The required output is the complete data, repeated without alteration.

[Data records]

"""

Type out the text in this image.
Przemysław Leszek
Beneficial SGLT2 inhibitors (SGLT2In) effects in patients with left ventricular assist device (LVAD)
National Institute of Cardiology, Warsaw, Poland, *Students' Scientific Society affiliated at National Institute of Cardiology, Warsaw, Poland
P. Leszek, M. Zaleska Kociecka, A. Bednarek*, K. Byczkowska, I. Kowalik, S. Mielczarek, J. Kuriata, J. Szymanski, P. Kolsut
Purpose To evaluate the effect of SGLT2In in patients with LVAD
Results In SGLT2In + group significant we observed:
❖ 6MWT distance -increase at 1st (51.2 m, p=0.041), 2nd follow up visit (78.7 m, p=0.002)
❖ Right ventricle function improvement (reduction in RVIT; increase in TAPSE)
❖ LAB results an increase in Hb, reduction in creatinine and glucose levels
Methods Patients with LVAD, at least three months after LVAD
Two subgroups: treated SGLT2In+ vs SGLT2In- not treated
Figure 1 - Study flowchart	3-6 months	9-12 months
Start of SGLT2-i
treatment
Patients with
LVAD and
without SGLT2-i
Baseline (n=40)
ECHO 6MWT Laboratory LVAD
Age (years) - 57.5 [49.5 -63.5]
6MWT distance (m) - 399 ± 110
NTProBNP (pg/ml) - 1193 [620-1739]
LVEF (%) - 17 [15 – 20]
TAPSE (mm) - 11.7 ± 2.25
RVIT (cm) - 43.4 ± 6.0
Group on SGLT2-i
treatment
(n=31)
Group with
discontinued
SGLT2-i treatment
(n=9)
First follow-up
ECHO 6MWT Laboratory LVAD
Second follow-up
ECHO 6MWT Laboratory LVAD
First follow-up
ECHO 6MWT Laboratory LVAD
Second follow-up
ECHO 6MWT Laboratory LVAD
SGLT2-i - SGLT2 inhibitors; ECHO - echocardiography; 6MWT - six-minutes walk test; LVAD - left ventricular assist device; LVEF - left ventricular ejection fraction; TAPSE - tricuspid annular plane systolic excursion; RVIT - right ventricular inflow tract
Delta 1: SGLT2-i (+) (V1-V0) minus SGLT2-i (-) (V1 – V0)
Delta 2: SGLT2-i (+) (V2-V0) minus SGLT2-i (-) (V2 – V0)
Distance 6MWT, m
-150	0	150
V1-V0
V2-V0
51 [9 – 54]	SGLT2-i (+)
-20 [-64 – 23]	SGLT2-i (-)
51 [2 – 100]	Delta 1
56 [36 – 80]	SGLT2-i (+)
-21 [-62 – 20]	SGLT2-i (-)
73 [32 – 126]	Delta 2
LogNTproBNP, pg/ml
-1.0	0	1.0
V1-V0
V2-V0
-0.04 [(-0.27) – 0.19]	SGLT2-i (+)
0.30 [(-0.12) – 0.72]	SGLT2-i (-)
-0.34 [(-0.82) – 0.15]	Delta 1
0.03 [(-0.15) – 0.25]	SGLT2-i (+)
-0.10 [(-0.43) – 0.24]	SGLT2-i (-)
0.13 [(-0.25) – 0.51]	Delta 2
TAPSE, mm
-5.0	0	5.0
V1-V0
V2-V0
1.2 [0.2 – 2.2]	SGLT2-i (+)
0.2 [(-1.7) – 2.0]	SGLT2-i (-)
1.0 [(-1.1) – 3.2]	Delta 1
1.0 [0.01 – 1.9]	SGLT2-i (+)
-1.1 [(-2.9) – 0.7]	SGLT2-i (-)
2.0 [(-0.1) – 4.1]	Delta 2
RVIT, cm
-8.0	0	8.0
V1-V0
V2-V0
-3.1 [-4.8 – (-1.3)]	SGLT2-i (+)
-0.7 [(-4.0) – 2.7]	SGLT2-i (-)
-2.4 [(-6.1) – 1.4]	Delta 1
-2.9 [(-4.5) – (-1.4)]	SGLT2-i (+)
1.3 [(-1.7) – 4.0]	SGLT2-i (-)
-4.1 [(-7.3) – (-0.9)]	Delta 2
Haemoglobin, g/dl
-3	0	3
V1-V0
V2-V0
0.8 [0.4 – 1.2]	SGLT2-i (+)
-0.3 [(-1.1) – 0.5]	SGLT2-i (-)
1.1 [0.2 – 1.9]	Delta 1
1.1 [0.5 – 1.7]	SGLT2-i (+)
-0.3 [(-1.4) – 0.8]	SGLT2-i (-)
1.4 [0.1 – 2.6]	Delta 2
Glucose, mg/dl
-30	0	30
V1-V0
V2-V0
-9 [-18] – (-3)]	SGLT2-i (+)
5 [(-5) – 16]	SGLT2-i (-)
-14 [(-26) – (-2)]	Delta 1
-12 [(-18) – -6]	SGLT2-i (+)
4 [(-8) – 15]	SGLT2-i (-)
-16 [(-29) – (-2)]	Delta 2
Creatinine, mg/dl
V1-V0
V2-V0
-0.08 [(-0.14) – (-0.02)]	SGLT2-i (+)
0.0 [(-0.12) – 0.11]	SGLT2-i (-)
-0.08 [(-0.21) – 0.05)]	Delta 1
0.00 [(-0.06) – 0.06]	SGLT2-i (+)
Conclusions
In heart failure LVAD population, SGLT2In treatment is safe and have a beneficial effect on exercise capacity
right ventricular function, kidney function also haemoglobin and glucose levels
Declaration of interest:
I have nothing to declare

"""

### Completed task:
Type out the text in this image.
Przemysław Leszek
Beneficial SGLT2 inhibitors (SGLT2In) effects in patients with left ventricular assist device (LVAD)
National Institute of Cardiology, Warsaw, Poland, *Students' Scientific Society affiliated at National Institute of Cardiology, Warsaw, Poland
P. Leszek, M. Zaleska Kociecka, A. Bednarek*, K. Byczkowska, I. Kowalik, S. Mielczarek, J. Kuriata, J. Szymanski, P. Kolsut
Purpose To evaluate the effect of SGLT2In in patients with LVAD
Results In SGLT2In + group significant we observed:
❖ 6MWT distance -increase at 1st (51.2 m, p=0.041), 2nd follow up visit (78.7 m, p=0.002)
❖ Right ventricle function improvement (reduction in RVIT; increase in TAPSE)
❖ LAB results an increase in Hb, reduction in creatinine and glucose levels
Methods Patients with LVAD, at least three months after LVAD
Two subgroups: treated SGLT2In+ vs SGLT2In- not treated
Figure 1 - Study flowchart	3-6 months	9-12 months
Start of SGLT2-i
treatment
Patients with
LVAD and
without SGLT2-i
Baseline (n=40)
ECHO 6MWT Laboratory LVAD
Age (years) - 57.5 [49.5 -63.5]
6MWT distance (m) - 399 ± 110
NTProBNP (pg/ml) - 1193 [620-1739]
LVEF (%) - 17 [15 – 20]
TAPSE (mm) - 11.7 ± 2.25
RVIT (cm) - 43.4 ± 6.0
Group on SGLT2-i
treatment
(n=31)
Group with
discontinued
SGLT2-i treatment
(n=9)
First follow-up
ECHO 6MWT Laboratory LVAD
Second follow-up
ECHO 6MWT Laboratory LVAD
First follow-up
ECHO 6MWT Laboratory LVAD
Second follow-up
ECHO 6MWT Laboratory LVAD
SGLT2-i - SGLT2 inhibitors; ECHO - echocardiography; 6MWT - six-minutes walk test; LVAD - left ventricular assist device; LVEF - left ventricular ejection fraction; TAPSE - tricuspid annular plane systolic excursion; RVIT - right ventricular inflow tract
Delta 1: SGLT2-i (+) (V1-V0) minus SGLT2-i (-) (V1 – V0)
Delta 2: SGLT2-i (+) (V2-V0) minus SGLT2-i (-) (V2 – V0)
Distance 6MWT, m
-150	0	150
V1-V0
V2-V0
51 [9 – 54]	SGLT2-i (+)
-20 [-64 – 23]	SGLT2-i (-)
51 [2 – 100]	Delta 1
56 [36 – 80]	SGLT2-i (+)
-21 [-62 – 20]	SGLT2-i (-)
73 [32 – 126]	Delta 2
LogNTproBNP, pg/ml
-1.0	0	1.0
V1-V0
V2-V0
-0.04 [(-0.27) – 0.19]	SGLT2-i (+)
0.30 [(-0.12) – 0.72]	SGLT2-i (-)
-0.34 [(-0.82) – 0.15]	Delta 1
0.03 [(-0.15) – 0.25]	SGLT2-i (+)
-0.10 [(-0.43) – 0.24]	SGLT2-i (-)
0.13 [(-0.25) – 0.51]	Delta 2
TAPSE, mm
-5.0	0	5.0
V1-V0
V2-V0
1.2 [0.2 – 2.2]	SGLT2-i (+)
0.2 [(-1.7) – 2.0]	SGLT2-i (-)
1.0 [(-1.1) – 3.2]	Delta 1
1.0 [0.01 – 1.9]	SGLT2-i (+)
-1.1 [(-2.9) – 0.7]	SGLT2-i (-)
2.0 [(-0.1) – 4.1]	Delta 2
RVIT, cm
-8.0	0	8.0
V1-V0
V2-V0
-3.1 [-4.8 – (-1.3)]	SGLT2-i (+)
-0.7 [(-4.0) – 2.7]	SGLT2-i (-)
-2.4 [(-6.1) – 1.4]	Delta 1
-2.9 [(-4.5) – (-1.4)]	SGLT2-i (+)
1.3 [(-1.7) – 4.0]	SGLT2-i (-)
-4.1 [(-7.3) – (-0.9)]	Delta 2
Haemoglobin, g/dl
-3	0	3
V1-V0
V2-V0
0.8 [0.4 – 1.2]	SGLT2-i (+)
-0.3 [(-1.1) – 0.5]	SGLT2-i (-)
1.1 [0.2 – 1.9]	Delta 1
1.1 [0.5 – 1.7]	SGLT2-i (+)
-0.3 [(-1.4) – 0.8]	SGLT2-i (-)
1.4 [0.1 – 2.6]	Delta 2
Glucose, mg/dl
-30	0	30
V1-V0
V2-V0
-9 [-18] – (-3)]	SGLT2-i (+)
5 [(-5) – 16]	SGLT2-i (-)
-14 [(-26) – (-2)]	Delta 1
-12 [(-18) – -6]	SGLT2-i (+)
4 [(-8) – 15]	SGLT2-i (-)
-16 [(-29) – (-2)]	Delta 2
Creatinine, mg/dl
V1-V0
V2-V0
-0.08 [(-0.14) – (-0.02)]	SGLT2-i (+)
0.0 [(-0.12) – 0.11]	SGLT2-i (-)
-0.08 [(-0.21) – 0.05)]	Delta 1
0.00 [(-0.06) – 0.06]	SGLT2-i (+)
Conclusions
In heart failure LVAD population, SGLT2In treatment is safe and have a beneficial effect on exercise capacity
right ventricular function, kidney function also haemoglobin and glucose levels
Declaration of interest:
I have nothing to declare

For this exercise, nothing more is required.